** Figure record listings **
◆ ◆ ◆

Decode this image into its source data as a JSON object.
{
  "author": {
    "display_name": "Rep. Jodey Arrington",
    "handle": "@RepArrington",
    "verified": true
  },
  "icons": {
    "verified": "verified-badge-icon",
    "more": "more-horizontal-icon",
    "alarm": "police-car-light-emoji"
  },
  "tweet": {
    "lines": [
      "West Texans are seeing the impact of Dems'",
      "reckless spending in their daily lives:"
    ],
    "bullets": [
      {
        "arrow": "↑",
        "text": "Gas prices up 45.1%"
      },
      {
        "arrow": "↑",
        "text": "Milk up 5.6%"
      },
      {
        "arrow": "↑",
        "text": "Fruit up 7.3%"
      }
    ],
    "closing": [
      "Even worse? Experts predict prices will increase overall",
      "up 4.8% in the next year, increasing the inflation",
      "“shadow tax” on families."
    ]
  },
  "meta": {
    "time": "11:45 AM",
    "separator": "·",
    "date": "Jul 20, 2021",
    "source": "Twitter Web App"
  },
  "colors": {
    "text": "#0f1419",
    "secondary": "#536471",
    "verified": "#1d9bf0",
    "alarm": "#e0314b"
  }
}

◆ ◆ ◆

** Given exercise **
Output the whole listing above again, word for word.

** Response to the exercise **
Decode this image into its source data as a JSON object.
{
  "author": {
    "display_name": "Rep. Jodey Arrington",
    "handle": "@RepArrington",
    "verified": true
  },
  "icons": {
    "verified": "verified-badge-icon",
    "more": "more-horizontal-icon",
    "alarm": "police-car-light-emoji"
  },
  "tweet": {
    "lines": [
      "West Texans are seeing the impact of Dems'",
      "reckless spending in their daily lives:"
    ],
    "bullets": [
      {
        "arrow": "↑",
        "text": "Gas prices up 45.1%"
      },
      {
        "arrow": "↑",
        "text": "Milk up 5.6%"
      },
      {
        "arrow": "↑",
        "text": "Fruit up 7.3%"
      }
    ],
    "closing": [
      "Even worse? Experts predict prices will increase overall",
      "up 4.8% in the next year, increasing the inflation",
      "“shadow tax” on families."
    ]
  },
  "meta": {
    "time": "11:45 AM",
    "separator": "·",
    "date": "Jul 20, 2021",
    "source": "Twitter Web App"
  },
  "colors": {
    "text": "#0f1419",
    "secondary": "#536471",
    "verified": "#1d9bf0",
    "alarm": "#e0314b"
  }
}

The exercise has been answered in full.